**The task**
In the data, extract each line that holds the string "time".
### Data for the task ###
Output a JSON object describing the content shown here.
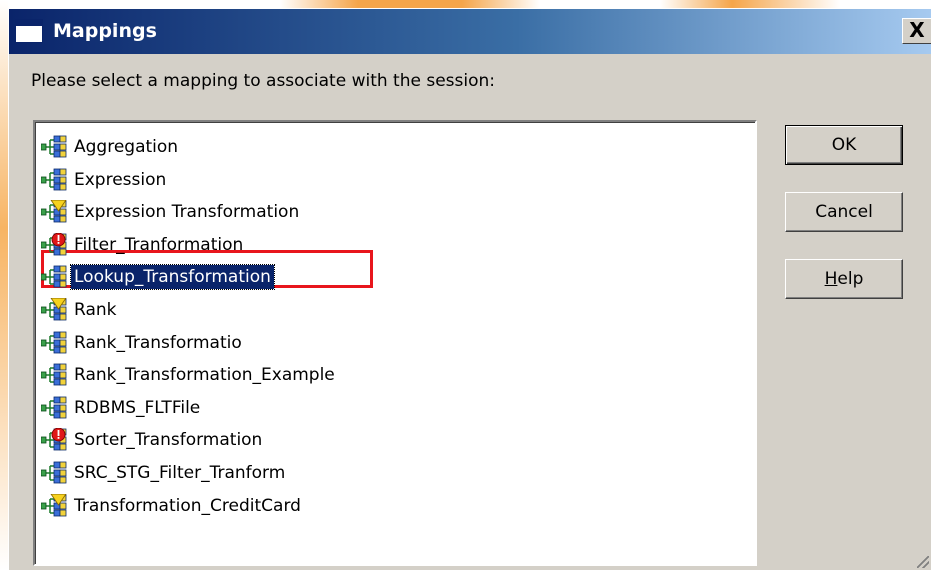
{
  "dialog": {
    "title": "Mappings",
    "close_label": "X",
    "prompt": "Please select a mapping to associate with the session:"
  },
  "mappings": [
    {
      "label": "Aggregation",
      "status": "valid",
      "icon": "mapping-icon"
    },
    {
      "label": "Expression",
      "status": "valid",
      "icon": "mapping-icon"
    },
    {
      "label": "Expression Transformation",
      "status": "warning",
      "icon": "mapping-warning-icon"
    },
    {
      "label": "Filter_Tranformation",
      "status": "invalid",
      "icon": "mapping-error-icon"
    },
    {
      "label": "Lookup_Transformation",
      "status": "valid",
      "icon": "mapping-icon",
      "selected": true
    },
    {
      "label": "Rank",
      "status": "warning",
      "icon": "mapping-warning-icon"
    },
    {
      "label": "Rank_Transformatio",
      "status": "valid",
      "icon": "mapping-icon"
    },
    {
      "label": "Rank_Transformation_Example",
      "status": "valid",
      "icon": "mapping-icon"
    },
    {
      "label": "RDBMS_FLTFile",
      "status": "valid",
      "icon": "mapping-icon"
    },
    {
      "label": "Sorter_Transformation",
      "status": "invalid",
      "icon": "mapping-error-icon"
    },
    {
      "label": "SRC_STG_Filter_Tranform",
      "status": "valid",
      "icon": "mapping-icon"
    },
    {
      "label": "Transformation_CreditCard",
      "status": "warning",
      "icon": "mapping-warning-icon"
    }
  ],
  "buttons": {
    "ok": "OK",
    "cancel": "Cancel",
    "help_mnemonic": "H",
    "help_rest": "elp"
  },
  "colors": {
    "selection": "#0a246a",
    "highlight_box": "#e8161c",
    "dialog_face": "#d4d0c8"
  }
}
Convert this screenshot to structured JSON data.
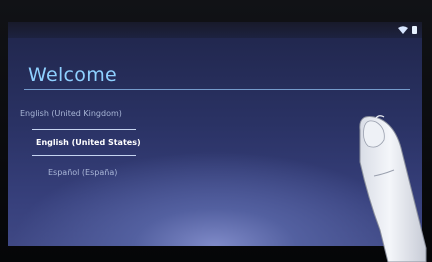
{
  "welcome": {
    "title": "Welcome"
  },
  "languages": {
    "items": [
      {
        "label": "English (United Kingdom)",
        "selected": false
      },
      {
        "label": "English (United States)",
        "selected": true
      },
      {
        "label": "Español (España)",
        "selected": false
      }
    ]
  },
  "statusbar": {
    "icons": [
      "wifi-icon",
      "battery-icon"
    ]
  },
  "colors": {
    "title": "#8fd1ff",
    "selected_text": "#ffffff",
    "unselected_text": "#a8b6d6",
    "screen_top": "#20264b",
    "screen_bottom": "#3f4884"
  }
}
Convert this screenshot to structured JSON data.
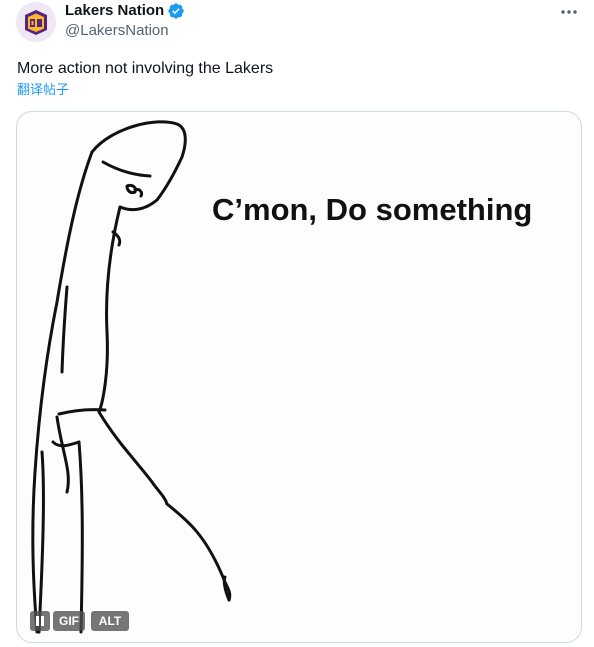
{
  "author": {
    "display_name": "Lakers Nation",
    "handle": "@LakersNation",
    "avatar_icon": "lakers-nation-logo-icon",
    "verified_icon": "verified-badge-icon",
    "verified_color": "#1d9bf0"
  },
  "more_icon": "more-horizontal-icon",
  "tweet": {
    "text": "More action not involving the Lakers",
    "translate_label": "翻译帖子"
  },
  "media": {
    "caption": "C’mon, Do something",
    "pause_icon": "pause-icon",
    "gif_label": "GIF",
    "alt_label": "ALT"
  },
  "colors": {
    "link": "#1d9bf0",
    "secondary_text": "#536471",
    "border": "#cfd9de"
  }
}
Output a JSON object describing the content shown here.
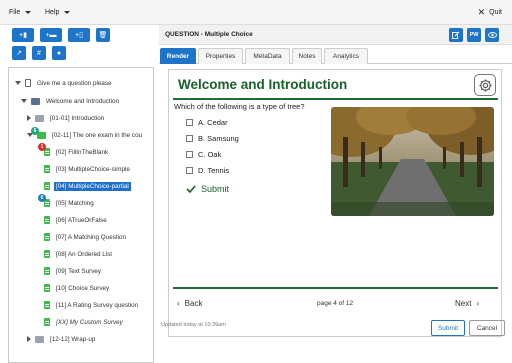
{
  "menubar": {
    "file": "File",
    "help": "Help",
    "quit": "Quit"
  },
  "toolbar": {
    "row1": [
      {
        "glyph": "+▮",
        "icon": "add-book-icon"
      },
      {
        "glyph": "+▬",
        "icon": "add-folder-icon"
      },
      {
        "glyph": "+▯",
        "icon": "add-page-icon"
      },
      {
        "glyph": "🗑",
        "icon": "trash-icon"
      }
    ],
    "row2": [
      {
        "glyph": "↗",
        "icon": "export-icon"
      },
      {
        "glyph": "#",
        "icon": "hash-icon"
      },
      {
        "glyph": "●",
        "icon": "chat-icon"
      }
    ]
  },
  "tree": {
    "items": [
      {
        "label": "Give me a question please",
        "icon": "device-icon",
        "twisty": "down"
      },
      {
        "label": "Welcome and Introduction",
        "icon": "book-icon",
        "twisty": "down"
      },
      {
        "label": "[01-01] Introduction",
        "icon": "folder-icon",
        "twisty": "right"
      },
      {
        "label": "[02-11] The one exam in the cou",
        "icon": "folder-green-icon",
        "twisty": "down",
        "badge": "6",
        "badge_color": "#1fa37d"
      },
      {
        "label": "[02] FillInTheBlank",
        "icon": "doc-icon",
        "badge": "1",
        "badge_color": "#d9302b"
      },
      {
        "label": "[03] MultipleChoice-simple",
        "icon": "doc-icon"
      },
      {
        "label": "[04] MultipleChoice-partial",
        "icon": "doc-icon",
        "selected": true
      },
      {
        "label": "[05] Matching",
        "icon": "doc-icon",
        "badge": "6",
        "badge_color": "#1f7fb8"
      },
      {
        "label": "[06] ATrueOrFalse",
        "icon": "doc-icon"
      },
      {
        "label": "[07] A Matching Question",
        "icon": "doc-icon"
      },
      {
        "label": "[08] An Ordered List",
        "icon": "doc-icon"
      },
      {
        "label": "[09] Text Survey",
        "icon": "doc-icon"
      },
      {
        "label": "[10] Choice Survey",
        "icon": "doc-icon"
      },
      {
        "label": "[11] A Rating Survey question",
        "icon": "doc-icon"
      },
      {
        "label": "[XX] My Custom Survey",
        "icon": "doc-icon",
        "italic": true
      },
      {
        "label": "[12-12] Wrap-up",
        "icon": "folder-icon",
        "twisty": "right"
      }
    ]
  },
  "header": {
    "title": "QUESTION - Multiple Choice",
    "btn_pw": "PW"
  },
  "tabs": [
    "Render",
    "Properties",
    "MetaData",
    "Notes",
    "Analytics"
  ],
  "render": {
    "title": "Welcome and Introduction",
    "prompt": "Which of the following is a type of tree?",
    "options": [
      "A. Cedar",
      "B. Samsung",
      "C. Oak",
      "D. Tennis"
    ],
    "submit": "Submit",
    "back": "Back",
    "next": "Next",
    "page": "page 4 of 12"
  },
  "footer": {
    "updated": "Updated today at 10:39am",
    "submit": "Submit",
    "cancel": "Cancel"
  },
  "colors": {
    "accent": "#1e74c9",
    "heading": "#17612a",
    "selected": "#1e6fc8"
  }
}
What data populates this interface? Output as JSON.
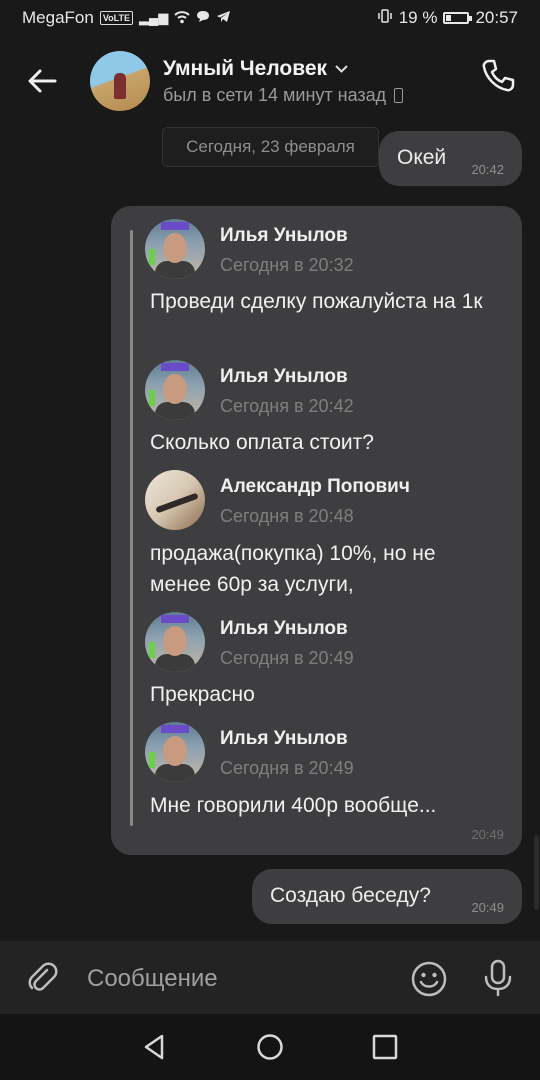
{
  "status_bar": {
    "carrier": "MegaFon",
    "volte": "VoLTE",
    "battery_percent": "19 %",
    "battery_level": 0.19,
    "time": "20:57"
  },
  "header": {
    "title": "Умный Человек",
    "subtitle": "был в сети 14 минут назад"
  },
  "chat": {
    "date_label": "Сегодня, 23 февраля",
    "messages": [
      {
        "text": "Окей",
        "time": "20:42"
      }
    ],
    "forwarded": {
      "time": "20:49",
      "items": [
        {
          "name": "Илья Унылов",
          "time": "Сегодня в 20:32",
          "text": "Проведи сделку пожалуйста на 1к"
        },
        {
          "name": "Илья Унылов",
          "time": "Сегодня в 20:42",
          "text": "Сколько оплата стоит?"
        },
        {
          "name": "Александр Попович",
          "time": "Сегодня в 20:48",
          "text": "продажа(покупка) 10%, но не менее 60р за услуги,"
        },
        {
          "name": "Илья Унылов",
          "time": "Сегодня в 20:49",
          "text": "Прекрасно"
        },
        {
          "name": "Илья Унылов",
          "time": "Сегодня в 20:49",
          "text": "Мне говорили 400р вообще..."
        }
      ]
    },
    "last_message": {
      "text": "Создаю беседу?",
      "time": "20:49"
    }
  },
  "input": {
    "placeholder": "Сообщение"
  },
  "colors": {
    "background": "#191919",
    "bubble": "#3e3e40",
    "input_bar": "#232323"
  }
}
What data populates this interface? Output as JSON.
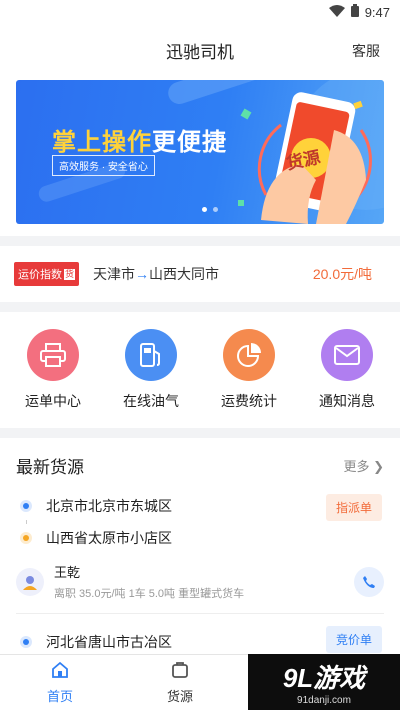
{
  "status": {
    "time": "9:47"
  },
  "header": {
    "title": "迅驰司机",
    "service": "客服"
  },
  "banner": {
    "headline_a": "掌上操作",
    "headline_b": "更便捷",
    "subtitle": "高效服务 · 安全省心",
    "phone_text": "货源"
  },
  "price_index": {
    "tag": "运价指数",
    "tag_box": "货",
    "route_from": "天津市",
    "arrow": "→",
    "route_to": "山西大同市",
    "value": "20.0元/吨"
  },
  "menu": [
    {
      "label": "运单中心",
      "icon": "printer-icon",
      "color": "#f36f7f"
    },
    {
      "label": "在线油气",
      "icon": "fuel-pump-icon",
      "color": "#4b8ff3"
    },
    {
      "label": "运费统计",
      "icon": "pie-chart-icon",
      "color": "#f58a4e"
    },
    {
      "label": "通知消息",
      "icon": "mail-icon",
      "color": "#b07ef0"
    }
  ],
  "cargo": {
    "title": "最新货源",
    "more": "更多 ❯",
    "items": [
      {
        "from": "北京市北京市东城区",
        "to": "山西省太原市小店区",
        "badge": "指派单",
        "driver": "王乾",
        "desc": "离职 35.0元/吨 1车 5.0吨 重型罐式货车"
      },
      {
        "from": "河北省唐山市古冶区",
        "badge": "竞价单"
      }
    ]
  },
  "tabs": [
    {
      "label": "首页",
      "icon": "home-icon",
      "active": true
    },
    {
      "label": "货源",
      "icon": "cargo-icon",
      "active": false
    }
  ],
  "watermark": {
    "big": "9L游戏",
    "small": "91danji.com"
  }
}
###
**The answer**
    "time": "20:57"
        "time": "20:42"
      "time": "20:49",
          "time": "Сегодня в 20:32",
          "time": "Сегодня в 20:42",
          "time": "Сегодня в 20:48",
          "time": "Сегодня в 20:49",
          "time": "Сегодня в 20:49",
      "time": "20:49"
    "time": "9:47"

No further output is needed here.